• Dataset items:
------------------------------------------------------------
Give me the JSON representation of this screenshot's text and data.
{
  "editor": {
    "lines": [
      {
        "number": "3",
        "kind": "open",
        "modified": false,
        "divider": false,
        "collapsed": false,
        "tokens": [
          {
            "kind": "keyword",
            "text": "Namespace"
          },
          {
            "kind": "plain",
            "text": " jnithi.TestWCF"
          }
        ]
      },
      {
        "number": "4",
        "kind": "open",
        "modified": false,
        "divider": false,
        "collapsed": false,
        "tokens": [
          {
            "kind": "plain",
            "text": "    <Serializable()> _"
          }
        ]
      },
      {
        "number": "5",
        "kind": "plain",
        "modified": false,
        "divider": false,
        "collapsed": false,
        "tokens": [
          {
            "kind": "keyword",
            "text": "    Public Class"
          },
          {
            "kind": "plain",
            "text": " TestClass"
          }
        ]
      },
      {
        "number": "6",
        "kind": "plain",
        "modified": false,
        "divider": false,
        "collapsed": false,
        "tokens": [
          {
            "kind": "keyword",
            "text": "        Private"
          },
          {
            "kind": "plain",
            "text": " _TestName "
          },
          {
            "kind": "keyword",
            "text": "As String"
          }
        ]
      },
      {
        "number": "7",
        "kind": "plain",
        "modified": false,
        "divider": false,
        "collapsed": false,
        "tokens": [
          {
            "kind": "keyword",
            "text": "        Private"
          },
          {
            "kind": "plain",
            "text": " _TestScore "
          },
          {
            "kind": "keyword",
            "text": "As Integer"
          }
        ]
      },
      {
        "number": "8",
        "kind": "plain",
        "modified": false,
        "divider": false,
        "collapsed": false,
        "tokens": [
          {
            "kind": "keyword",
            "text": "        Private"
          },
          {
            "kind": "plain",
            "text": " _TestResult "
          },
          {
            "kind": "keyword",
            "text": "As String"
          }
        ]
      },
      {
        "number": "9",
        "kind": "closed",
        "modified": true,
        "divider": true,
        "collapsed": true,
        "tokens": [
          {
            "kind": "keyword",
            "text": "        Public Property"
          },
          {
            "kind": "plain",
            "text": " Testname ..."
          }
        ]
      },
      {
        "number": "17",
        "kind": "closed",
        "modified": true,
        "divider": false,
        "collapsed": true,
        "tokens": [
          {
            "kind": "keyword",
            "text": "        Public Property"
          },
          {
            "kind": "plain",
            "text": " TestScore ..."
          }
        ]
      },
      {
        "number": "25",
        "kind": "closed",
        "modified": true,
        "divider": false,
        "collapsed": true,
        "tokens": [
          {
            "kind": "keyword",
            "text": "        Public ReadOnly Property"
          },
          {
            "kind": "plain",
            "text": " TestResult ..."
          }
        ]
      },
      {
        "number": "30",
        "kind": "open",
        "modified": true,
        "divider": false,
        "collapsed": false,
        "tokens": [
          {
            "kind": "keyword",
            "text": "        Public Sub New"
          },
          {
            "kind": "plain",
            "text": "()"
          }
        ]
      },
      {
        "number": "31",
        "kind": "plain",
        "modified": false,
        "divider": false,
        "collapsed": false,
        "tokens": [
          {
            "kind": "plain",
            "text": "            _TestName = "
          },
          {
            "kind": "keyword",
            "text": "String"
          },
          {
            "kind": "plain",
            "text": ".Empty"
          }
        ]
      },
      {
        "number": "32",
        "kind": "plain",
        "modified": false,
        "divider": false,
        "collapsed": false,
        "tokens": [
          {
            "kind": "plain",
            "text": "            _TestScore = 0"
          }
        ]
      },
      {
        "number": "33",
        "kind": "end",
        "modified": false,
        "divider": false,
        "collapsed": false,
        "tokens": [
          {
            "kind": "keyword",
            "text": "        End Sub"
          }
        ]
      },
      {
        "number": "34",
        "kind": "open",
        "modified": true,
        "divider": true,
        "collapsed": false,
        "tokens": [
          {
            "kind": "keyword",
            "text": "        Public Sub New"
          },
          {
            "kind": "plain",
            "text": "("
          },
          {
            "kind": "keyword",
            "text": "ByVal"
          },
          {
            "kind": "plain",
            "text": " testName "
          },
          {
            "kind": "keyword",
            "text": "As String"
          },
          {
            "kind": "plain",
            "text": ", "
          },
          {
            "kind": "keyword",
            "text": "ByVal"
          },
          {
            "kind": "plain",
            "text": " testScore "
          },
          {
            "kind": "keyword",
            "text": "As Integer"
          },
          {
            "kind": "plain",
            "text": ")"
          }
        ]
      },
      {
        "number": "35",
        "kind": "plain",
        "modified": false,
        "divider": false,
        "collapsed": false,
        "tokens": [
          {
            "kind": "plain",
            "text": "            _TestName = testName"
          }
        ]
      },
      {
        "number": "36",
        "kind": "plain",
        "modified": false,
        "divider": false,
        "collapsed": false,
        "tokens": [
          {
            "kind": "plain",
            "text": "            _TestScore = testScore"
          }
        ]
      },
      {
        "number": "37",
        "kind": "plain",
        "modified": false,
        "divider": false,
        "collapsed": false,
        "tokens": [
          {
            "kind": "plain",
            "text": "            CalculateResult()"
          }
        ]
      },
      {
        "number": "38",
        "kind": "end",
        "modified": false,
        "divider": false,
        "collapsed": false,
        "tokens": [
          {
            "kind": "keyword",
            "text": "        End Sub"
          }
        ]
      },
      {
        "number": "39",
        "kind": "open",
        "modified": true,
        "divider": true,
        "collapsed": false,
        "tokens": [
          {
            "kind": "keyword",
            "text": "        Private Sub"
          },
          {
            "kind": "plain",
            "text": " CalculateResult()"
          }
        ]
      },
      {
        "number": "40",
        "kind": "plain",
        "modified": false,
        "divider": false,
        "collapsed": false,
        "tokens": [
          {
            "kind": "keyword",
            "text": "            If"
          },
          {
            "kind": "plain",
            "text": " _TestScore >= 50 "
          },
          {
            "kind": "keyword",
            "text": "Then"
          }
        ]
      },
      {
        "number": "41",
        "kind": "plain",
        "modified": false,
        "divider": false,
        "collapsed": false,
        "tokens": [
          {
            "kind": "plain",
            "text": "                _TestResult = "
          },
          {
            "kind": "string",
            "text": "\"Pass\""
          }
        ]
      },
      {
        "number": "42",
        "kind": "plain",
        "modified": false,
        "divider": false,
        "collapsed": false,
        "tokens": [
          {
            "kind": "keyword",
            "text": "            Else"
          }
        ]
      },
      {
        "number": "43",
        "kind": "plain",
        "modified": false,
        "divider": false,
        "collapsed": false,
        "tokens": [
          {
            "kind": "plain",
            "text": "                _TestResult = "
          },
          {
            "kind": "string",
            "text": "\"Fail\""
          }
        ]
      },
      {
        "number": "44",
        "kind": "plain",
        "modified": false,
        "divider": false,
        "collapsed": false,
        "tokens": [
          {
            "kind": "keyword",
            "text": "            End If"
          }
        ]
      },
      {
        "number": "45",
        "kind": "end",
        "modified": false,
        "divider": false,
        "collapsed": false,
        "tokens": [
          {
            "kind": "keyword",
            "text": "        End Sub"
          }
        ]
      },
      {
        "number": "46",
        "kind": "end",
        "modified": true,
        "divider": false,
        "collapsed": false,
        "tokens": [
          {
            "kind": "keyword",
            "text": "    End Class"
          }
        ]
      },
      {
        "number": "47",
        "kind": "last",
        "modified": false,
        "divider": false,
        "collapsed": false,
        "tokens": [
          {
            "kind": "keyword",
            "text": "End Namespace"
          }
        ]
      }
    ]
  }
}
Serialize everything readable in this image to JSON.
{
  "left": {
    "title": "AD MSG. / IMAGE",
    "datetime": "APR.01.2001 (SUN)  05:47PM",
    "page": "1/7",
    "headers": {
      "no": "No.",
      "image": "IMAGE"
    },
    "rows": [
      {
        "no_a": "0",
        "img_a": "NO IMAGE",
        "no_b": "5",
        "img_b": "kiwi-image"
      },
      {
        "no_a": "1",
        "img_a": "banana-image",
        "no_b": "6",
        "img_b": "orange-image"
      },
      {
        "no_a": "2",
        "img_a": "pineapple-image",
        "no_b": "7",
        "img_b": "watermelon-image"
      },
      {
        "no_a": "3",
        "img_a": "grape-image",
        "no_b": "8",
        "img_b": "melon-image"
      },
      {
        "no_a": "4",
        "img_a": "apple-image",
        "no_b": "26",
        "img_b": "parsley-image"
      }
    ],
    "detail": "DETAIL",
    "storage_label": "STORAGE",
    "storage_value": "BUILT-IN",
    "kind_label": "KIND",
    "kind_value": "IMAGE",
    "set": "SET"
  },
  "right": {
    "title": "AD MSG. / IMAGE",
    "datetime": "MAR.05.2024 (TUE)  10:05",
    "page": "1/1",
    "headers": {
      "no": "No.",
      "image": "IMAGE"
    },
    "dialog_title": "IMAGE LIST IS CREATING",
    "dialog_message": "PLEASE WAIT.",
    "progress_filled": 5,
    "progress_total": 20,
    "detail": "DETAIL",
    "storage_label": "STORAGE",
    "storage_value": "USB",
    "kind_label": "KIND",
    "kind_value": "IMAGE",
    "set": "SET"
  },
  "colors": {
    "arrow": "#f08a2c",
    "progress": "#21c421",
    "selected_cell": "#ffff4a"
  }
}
------------------------------------------------------------
• WHAT TO DO:
Give back the lines of the listing from the one with "Serialize everything readable" through the end, both included, exactly as written and with nothing added.

• WRITTEN SOLUTION:
Serialize everything readable in this image to JSON.
{
  "left": {
    "title": "AD MSG. / IMAGE",
    "datetime": "APR.01.2001 (SUN)  05:47PM",
    "page": "1/7",
    "headers": {
      "no": "No.",
      "image": "IMAGE"
    },
    "rows": [
      {
        "no_a": "0",
        "img_a": "NO IMAGE",
        "no_b": "5",
        "img_b": "kiwi-image"
      },
      {
        "no_a": "1",
        "img_a": "banana-image",
        "no_b": "6",
        "img_b": "orange-image"
      },
      {
        "no_a": "2",
        "img_a": "pineapple-image",
        "no_b": "7",
        "img_b": "watermelon-image"
      },
      {
        "no_a": "3",
        "img_a": "grape-image",
        "no_b": "8",
        "img_b": "melon-image"
      },
      {
        "no_a": "4",
        "img_a": "apple-image",
        "no_b": "26",
        "img_b": "parsley-image"
      }
    ],
    "detail": "DETAIL",
    "storage_label": "STORAGE",
    "storage_value": "BUILT-IN",
    "kind_label": "KIND",
    "kind_value": "IMAGE",
    "set": "SET"
  },
  "right": {
    "title": "AD MSG. / IMAGE",
    "datetime": "MAR.05.2024 (TUE)  10:05",
    "page": "1/1",
    "headers": {
      "no": "No.",
      "image": "IMAGE"
    },
    "dialog_title": "IMAGE LIST IS CREATING",
    "dialog_message": "PLEASE WAIT.",
    "progress_filled": 5,
    "progress_total": 20,
    "detail": "DETAIL",
    "storage_label": "STORAGE",
    "storage_value": "USB",
    "kind_label": "KIND",
    "kind_value": "IMAGE",
    "set": "SET"
  },
  "colors": {
    "arrow": "#f08a2c",
    "progress": "#21c421",
    "selected_cell": "#ffff4a"
  }
}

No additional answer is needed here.